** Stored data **

━━━━━━━━━━━━━━━━━━━━

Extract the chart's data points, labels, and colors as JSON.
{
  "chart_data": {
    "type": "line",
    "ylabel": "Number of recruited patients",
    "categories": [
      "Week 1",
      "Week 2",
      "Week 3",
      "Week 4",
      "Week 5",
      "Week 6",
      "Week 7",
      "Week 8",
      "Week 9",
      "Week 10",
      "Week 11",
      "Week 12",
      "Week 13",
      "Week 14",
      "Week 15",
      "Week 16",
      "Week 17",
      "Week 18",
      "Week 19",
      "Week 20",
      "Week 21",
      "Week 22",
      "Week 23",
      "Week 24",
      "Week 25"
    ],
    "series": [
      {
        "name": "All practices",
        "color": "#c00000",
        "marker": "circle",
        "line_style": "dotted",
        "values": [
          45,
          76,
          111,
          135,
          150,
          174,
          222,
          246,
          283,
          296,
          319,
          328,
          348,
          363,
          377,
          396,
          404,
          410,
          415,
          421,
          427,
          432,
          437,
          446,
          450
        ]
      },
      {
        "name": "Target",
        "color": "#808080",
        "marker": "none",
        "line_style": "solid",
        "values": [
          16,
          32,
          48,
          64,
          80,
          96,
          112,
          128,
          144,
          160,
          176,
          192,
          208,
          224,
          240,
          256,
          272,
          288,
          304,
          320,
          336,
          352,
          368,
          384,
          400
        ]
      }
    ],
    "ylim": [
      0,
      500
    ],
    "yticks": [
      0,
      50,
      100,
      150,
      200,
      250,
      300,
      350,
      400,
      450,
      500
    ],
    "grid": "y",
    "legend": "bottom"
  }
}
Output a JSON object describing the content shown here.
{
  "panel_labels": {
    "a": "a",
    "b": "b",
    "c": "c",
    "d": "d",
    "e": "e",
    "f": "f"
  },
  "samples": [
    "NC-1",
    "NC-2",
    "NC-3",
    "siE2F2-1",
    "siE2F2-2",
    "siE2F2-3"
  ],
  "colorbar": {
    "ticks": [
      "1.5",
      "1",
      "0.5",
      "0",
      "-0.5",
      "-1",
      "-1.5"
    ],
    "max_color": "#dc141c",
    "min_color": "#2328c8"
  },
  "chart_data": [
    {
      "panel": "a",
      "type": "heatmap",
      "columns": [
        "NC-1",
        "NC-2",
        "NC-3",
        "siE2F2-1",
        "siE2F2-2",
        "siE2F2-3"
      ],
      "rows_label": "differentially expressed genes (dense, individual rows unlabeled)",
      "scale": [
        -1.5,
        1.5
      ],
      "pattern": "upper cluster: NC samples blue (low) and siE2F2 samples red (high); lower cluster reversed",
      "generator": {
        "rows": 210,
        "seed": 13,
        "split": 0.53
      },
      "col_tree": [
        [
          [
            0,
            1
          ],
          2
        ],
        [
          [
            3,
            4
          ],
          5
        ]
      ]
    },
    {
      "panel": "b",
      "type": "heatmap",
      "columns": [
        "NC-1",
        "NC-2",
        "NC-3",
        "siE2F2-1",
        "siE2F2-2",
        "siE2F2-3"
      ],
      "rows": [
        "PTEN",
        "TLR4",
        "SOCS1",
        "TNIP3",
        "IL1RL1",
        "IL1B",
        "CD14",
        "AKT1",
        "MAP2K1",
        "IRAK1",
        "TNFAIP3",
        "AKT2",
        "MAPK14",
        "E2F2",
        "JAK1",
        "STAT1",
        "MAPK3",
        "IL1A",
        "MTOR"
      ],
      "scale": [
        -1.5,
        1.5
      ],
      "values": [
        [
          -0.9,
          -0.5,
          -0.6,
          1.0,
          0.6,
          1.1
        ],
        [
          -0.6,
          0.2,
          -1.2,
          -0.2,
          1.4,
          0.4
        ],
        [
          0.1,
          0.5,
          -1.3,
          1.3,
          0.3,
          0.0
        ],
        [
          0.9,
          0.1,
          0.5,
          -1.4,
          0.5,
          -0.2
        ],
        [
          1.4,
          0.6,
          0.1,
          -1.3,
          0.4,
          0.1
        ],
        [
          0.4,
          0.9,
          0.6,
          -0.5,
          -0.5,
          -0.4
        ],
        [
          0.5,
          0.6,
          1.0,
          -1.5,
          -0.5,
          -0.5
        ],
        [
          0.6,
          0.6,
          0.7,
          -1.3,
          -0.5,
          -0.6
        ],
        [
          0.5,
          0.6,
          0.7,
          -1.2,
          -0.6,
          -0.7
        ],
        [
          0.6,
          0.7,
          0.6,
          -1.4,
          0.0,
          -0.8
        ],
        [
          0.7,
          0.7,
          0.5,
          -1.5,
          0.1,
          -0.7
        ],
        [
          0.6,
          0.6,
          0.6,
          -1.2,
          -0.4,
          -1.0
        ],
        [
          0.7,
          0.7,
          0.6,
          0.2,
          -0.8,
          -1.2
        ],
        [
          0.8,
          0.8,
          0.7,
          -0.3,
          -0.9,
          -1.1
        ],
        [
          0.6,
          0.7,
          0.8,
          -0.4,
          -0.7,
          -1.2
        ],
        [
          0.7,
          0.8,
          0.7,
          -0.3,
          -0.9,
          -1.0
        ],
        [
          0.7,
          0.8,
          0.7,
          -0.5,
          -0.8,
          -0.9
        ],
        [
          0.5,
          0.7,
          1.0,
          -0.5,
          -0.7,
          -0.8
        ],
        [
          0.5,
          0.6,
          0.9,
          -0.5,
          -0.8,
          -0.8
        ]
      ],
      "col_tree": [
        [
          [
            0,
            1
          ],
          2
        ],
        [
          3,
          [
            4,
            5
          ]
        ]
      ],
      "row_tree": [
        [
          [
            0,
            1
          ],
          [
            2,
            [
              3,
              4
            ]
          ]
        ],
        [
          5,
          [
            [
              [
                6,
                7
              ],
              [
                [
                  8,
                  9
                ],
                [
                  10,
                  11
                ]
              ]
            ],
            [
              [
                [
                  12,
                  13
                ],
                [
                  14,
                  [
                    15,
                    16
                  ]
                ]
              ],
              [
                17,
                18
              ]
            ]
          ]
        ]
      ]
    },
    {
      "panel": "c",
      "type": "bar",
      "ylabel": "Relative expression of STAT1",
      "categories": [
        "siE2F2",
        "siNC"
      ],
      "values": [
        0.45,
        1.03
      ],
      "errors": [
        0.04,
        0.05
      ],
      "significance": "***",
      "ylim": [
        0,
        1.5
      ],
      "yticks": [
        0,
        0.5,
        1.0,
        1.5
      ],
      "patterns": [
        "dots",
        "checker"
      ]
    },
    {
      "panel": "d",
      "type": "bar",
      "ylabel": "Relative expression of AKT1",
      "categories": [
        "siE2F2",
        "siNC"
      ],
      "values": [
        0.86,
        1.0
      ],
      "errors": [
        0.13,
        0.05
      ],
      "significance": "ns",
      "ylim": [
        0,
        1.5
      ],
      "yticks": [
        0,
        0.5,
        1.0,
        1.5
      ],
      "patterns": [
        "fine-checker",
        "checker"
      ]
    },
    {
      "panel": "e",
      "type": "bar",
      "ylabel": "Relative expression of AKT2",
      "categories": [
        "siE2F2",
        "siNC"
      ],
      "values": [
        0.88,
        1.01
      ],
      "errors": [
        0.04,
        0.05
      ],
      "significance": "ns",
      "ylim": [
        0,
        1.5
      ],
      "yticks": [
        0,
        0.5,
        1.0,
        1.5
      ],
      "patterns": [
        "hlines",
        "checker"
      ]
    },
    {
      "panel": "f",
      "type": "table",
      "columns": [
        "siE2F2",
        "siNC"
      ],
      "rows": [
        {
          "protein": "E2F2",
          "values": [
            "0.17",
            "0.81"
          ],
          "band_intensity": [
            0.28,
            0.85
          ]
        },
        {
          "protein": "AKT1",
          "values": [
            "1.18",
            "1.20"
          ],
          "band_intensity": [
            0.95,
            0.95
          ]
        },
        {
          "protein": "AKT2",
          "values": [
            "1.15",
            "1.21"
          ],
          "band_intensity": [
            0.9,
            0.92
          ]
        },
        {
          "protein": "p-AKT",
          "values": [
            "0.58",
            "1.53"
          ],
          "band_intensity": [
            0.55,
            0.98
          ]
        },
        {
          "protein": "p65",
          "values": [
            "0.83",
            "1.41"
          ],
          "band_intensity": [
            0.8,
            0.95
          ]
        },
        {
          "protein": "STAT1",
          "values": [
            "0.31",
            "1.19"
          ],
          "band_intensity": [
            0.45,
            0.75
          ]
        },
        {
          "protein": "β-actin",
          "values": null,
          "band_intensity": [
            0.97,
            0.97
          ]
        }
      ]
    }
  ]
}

━━━━━━━━━━━━━━━━━━━━

Count of lines with "Relative": please work it out for the entries above and give the number by itself.

** Final answer **
3